[Entries with figure data]

· · · ·

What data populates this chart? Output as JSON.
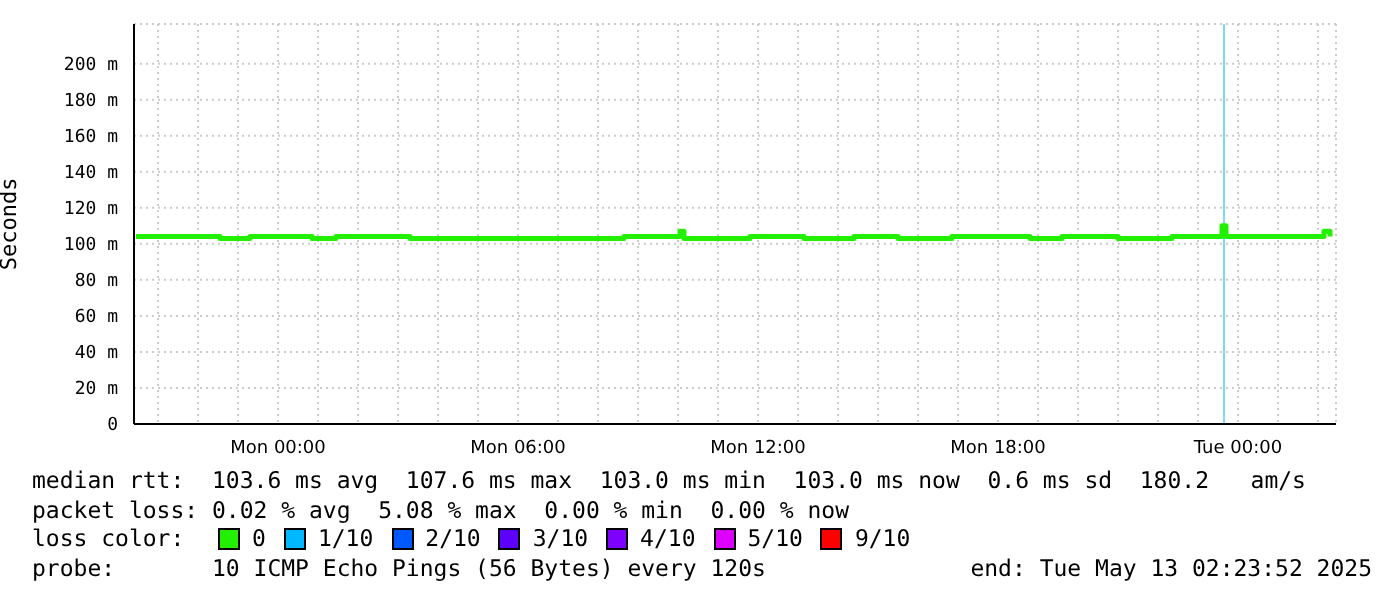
{
  "chart_data": {
    "type": "step",
    "ylabel": "Seconds",
    "x": [
      "2025-05-11T20:27",
      "2025-05-11T22:33",
      "2025-05-11T23:18",
      "2025-05-12T00:51",
      "2025-05-12T01:27",
      "2025-05-12T03:18",
      "2025-05-12T08:39",
      "2025-05-12T10:03",
      "2025-05-12T10:09",
      "2025-05-12T11:48",
      "2025-05-12T13:09",
      "2025-05-12T14:24",
      "2025-05-12T15:30",
      "2025-05-12T16:51",
      "2025-05-12T18:48",
      "2025-05-12T19:36",
      "2025-05-12T21:00",
      "2025-05-12T22:21",
      "2025-05-12T23:36",
      "2025-05-12T23:42",
      "2025-05-13T02:09",
      "2025-05-13T02:18"
    ],
    "series": [
      {
        "name": "0",
        "color": "#22f000",
        "values": [
          104,
          103,
          104,
          103,
          104,
          103,
          104,
          107,
          103,
          104,
          103,
          104,
          103,
          104,
          103,
          104,
          103,
          104,
          110,
          104,
          107,
          104
        ]
      },
      {
        "name": "1/10",
        "color": "#00b8ff",
        "values": [
          null,
          null,
          null,
          null,
          null,
          null,
          null,
          null,
          null,
          null,
          null,
          null,
          null,
          null,
          null,
          null,
          null,
          null,
          null,
          null,
          null,
          null
        ]
      },
      {
        "name": "2/10",
        "color": "#0059ff",
        "values": [
          null,
          null,
          null,
          null,
          null,
          null,
          null,
          null,
          null,
          null,
          null,
          null,
          null,
          null,
          null,
          null,
          null,
          null,
          null,
          null,
          null,
          null
        ]
      },
      {
        "name": "3/10",
        "color": "#5e00ff",
        "values": [
          null,
          null,
          null,
          null,
          null,
          null,
          null,
          null,
          null,
          null,
          null,
          null,
          null,
          null,
          null,
          null,
          null,
          null,
          null,
          null,
          null,
          null
        ]
      },
      {
        "name": "4/10",
        "color": "#7e00ff",
        "values": [
          null,
          null,
          null,
          null,
          null,
          null,
          null,
          null,
          null,
          null,
          null,
          null,
          null,
          null,
          null,
          null,
          null,
          null,
          null,
          null,
          null,
          null
        ]
      },
      {
        "name": "5/10",
        "color": "#dd00ff",
        "values": [
          null,
          null,
          null,
          null,
          null,
          null,
          null,
          null,
          null,
          null,
          null,
          null,
          null,
          null,
          null,
          null,
          null,
          null,
          null,
          null,
          null,
          null
        ]
      },
      {
        "name": "9/10",
        "color": "#ff0000",
        "values": [
          null,
          null,
          null,
          null,
          null,
          null,
          null,
          null,
          null,
          null,
          null,
          null,
          null,
          null,
          null,
          null,
          null,
          null,
          null,
          null,
          null,
          null
        ]
      }
    ],
    "legend_title": "loss color:",
    "legend": "bottom",
    "xlim": [
      "2025-05-11T20:24",
      "2025-05-13T02:27"
    ],
    "xticks": [
      {
        "value": "2025-05-11T21:00",
        "label": null
      },
      {
        "value": "2025-05-11T22:00",
        "label": null
      },
      {
        "value": "2025-05-11T23:00",
        "label": null
      },
      {
        "value": "2025-05-12T00:00",
        "label": "Mon 00:00"
      },
      {
        "value": "2025-05-12T01:00",
        "label": null
      },
      {
        "value": "2025-05-12T02:00",
        "label": null
      },
      {
        "value": "2025-05-12T03:00",
        "label": null
      },
      {
        "value": "2025-05-12T04:00",
        "label": null
      },
      {
        "value": "2025-05-12T05:00",
        "label": null
      },
      {
        "value": "2025-05-12T06:00",
        "label": "Mon 06:00"
      },
      {
        "value": "2025-05-12T07:00",
        "label": null
      },
      {
        "value": "2025-05-12T08:00",
        "label": null
      },
      {
        "value": "2025-05-12T09:00",
        "label": null
      },
      {
        "value": "2025-05-12T10:00",
        "label": null
      },
      {
        "value": "2025-05-12T11:00",
        "label": null
      },
      {
        "value": "2025-05-12T12:00",
        "label": "Mon 12:00"
      },
      {
        "value": "2025-05-12T13:00",
        "label": null
      },
      {
        "value": "2025-05-12T14:00",
        "label": null
      },
      {
        "value": "2025-05-12T15:00",
        "label": null
      },
      {
        "value": "2025-05-12T16:00",
        "label": null
      },
      {
        "value": "2025-05-12T17:00",
        "label": null
      },
      {
        "value": "2025-05-12T18:00",
        "label": "Mon 18:00"
      },
      {
        "value": "2025-05-12T19:00",
        "label": null
      },
      {
        "value": "2025-05-12T20:00",
        "label": null
      },
      {
        "value": "2025-05-12T21:00",
        "label": null
      },
      {
        "value": "2025-05-12T22:00",
        "label": null
      },
      {
        "value": "2025-05-12T23:00",
        "label": null
      },
      {
        "value": "2025-05-13T00:00",
        "label": "Tue 00:00"
      },
      {
        "value": "2025-05-13T01:00",
        "label": null
      },
      {
        "value": "2025-05-13T02:00",
        "label": null
      }
    ],
    "ylim": [
      0,
      222
    ],
    "yticks": [
      0,
      {
        "value": 20,
        "label": "20 m"
      },
      {
        "value": 40,
        "label": "40 m"
      },
      {
        "value": 60,
        "label": "60 m"
      },
      {
        "value": 80,
        "label": "80 m"
      },
      {
        "value": 100,
        "label": "100 m"
      },
      {
        "value": 120,
        "label": "120 m"
      },
      {
        "value": 140,
        "label": "140 m"
      },
      {
        "value": 160,
        "label": "160 m"
      },
      {
        "value": 180,
        "label": "180 m"
      },
      {
        "value": 200,
        "label": "200 m"
      }
    ],
    "grid": true,
    "ref_lines": [
      {
        "axis": "x",
        "value": "2025-05-12T23:39",
        "color": "#80d8ff"
      }
    ],
    "annotations": [
      "median rtt:  103.6 ms avg  107.6 ms max  103.0 ms min  103.0 ms now  0.6 ms sd  180.2   am/s",
      "packet loss: 0.02 % avg  5.08 % max  0.00 % min  0.00 % now",
      "probe:       10 ICMP Echo Pings (56 Bytes) every 120s",
      "end: Tue May 13 02:23:52 2025"
    ]
  }
}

· · · ·

• **The task**:
Isolate each line of the listing above that includes "color". Copy it.

• **Exercise output**:
        "color": "#22f000",
        "color": "#00b8ff",
        "color": "#0059ff",
        "color": "#5e00ff",
        "color": "#7e00ff",
        "color": "#dd00ff",
        "color": "#ff0000",
    "legend_title": "loss color:",
        "color": "#80d8ff"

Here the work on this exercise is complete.